** Begin **

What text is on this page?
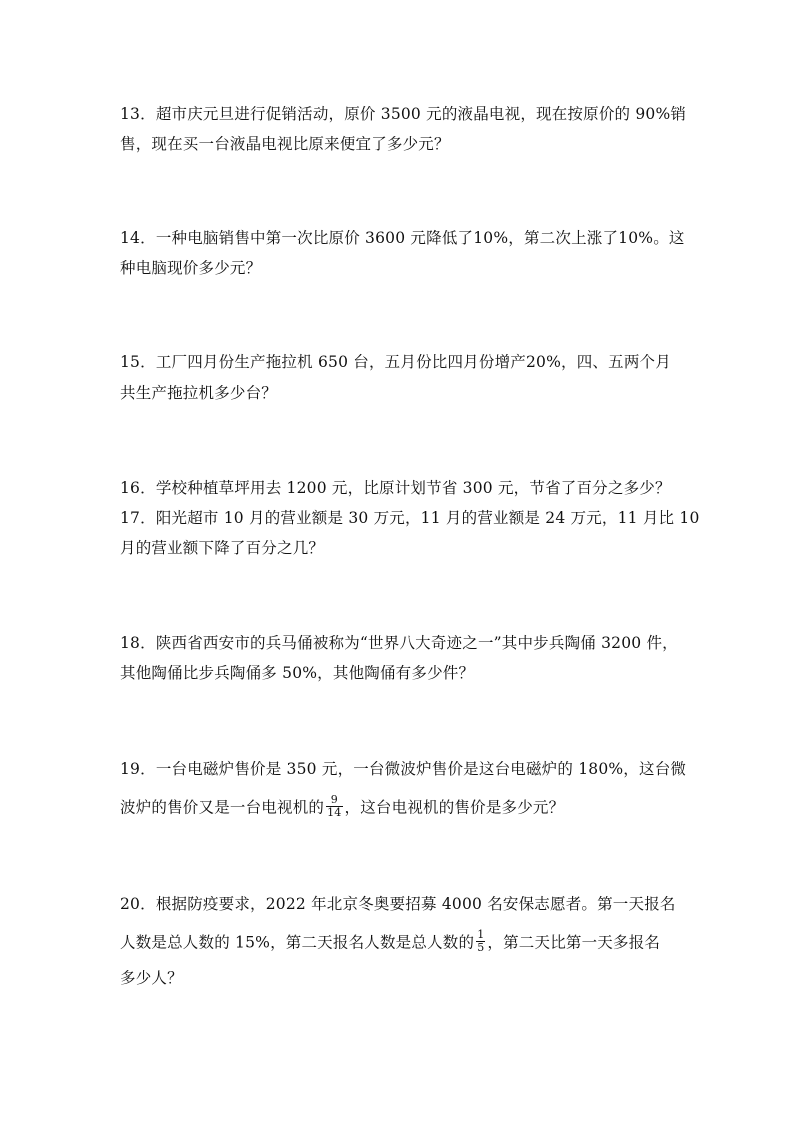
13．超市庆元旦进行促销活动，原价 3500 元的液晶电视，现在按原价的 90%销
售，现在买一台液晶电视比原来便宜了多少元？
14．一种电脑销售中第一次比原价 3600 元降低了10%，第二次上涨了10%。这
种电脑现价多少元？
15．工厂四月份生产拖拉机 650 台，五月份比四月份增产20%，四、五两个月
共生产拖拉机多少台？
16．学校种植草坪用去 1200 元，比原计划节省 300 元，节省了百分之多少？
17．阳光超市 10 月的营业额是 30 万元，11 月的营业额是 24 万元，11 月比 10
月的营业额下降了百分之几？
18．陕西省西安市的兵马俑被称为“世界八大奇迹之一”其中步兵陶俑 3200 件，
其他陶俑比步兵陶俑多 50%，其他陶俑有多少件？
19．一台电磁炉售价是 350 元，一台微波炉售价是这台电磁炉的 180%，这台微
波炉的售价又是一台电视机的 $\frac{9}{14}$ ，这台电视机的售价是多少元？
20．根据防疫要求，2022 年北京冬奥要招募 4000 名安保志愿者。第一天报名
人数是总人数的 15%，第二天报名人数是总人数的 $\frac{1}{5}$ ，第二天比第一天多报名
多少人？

** End **

#### [Work to complete]
From the entries above, output every line exactly and omit any image.

#### [Written response]
What text is on this page?
13．超市庆元旦进行促销活动，原价 3500 元的液晶电视，现在按原价的 90%销
售，现在买一台液晶电视比原来便宜了多少元？
14．一种电脑销售中第一次比原价 3600 元降低了10%，第二次上涨了10%。这
种电脑现价多少元？
15．工厂四月份生产拖拉机 650 台，五月份比四月份增产20%，四、五两个月
共生产拖拉机多少台？
16．学校种植草坪用去 1200 元，比原计划节省 300 元，节省了百分之多少？
17．阳光超市 10 月的营业额是 30 万元，11 月的营业额是 24 万元，11 月比 10
月的营业额下降了百分之几？
18．陕西省西安市的兵马俑被称为“世界八大奇迹之一”其中步兵陶俑 3200 件，
其他陶俑比步兵陶俑多 50%，其他陶俑有多少件？
19．一台电磁炉售价是 350 元，一台微波炉售价是这台电磁炉的 180%，这台微
波炉的售价又是一台电视机的 $\frac{9}{14}$ ，这台电视机的售价是多少元？
20．根据防疫要求，2022 年北京冬奥要招募 4000 名安保志愿者。第一天报名
人数是总人数的 15%，第二天报名人数是总人数的 $\frac{1}{5}$ ，第二天比第一天多报名
多少人？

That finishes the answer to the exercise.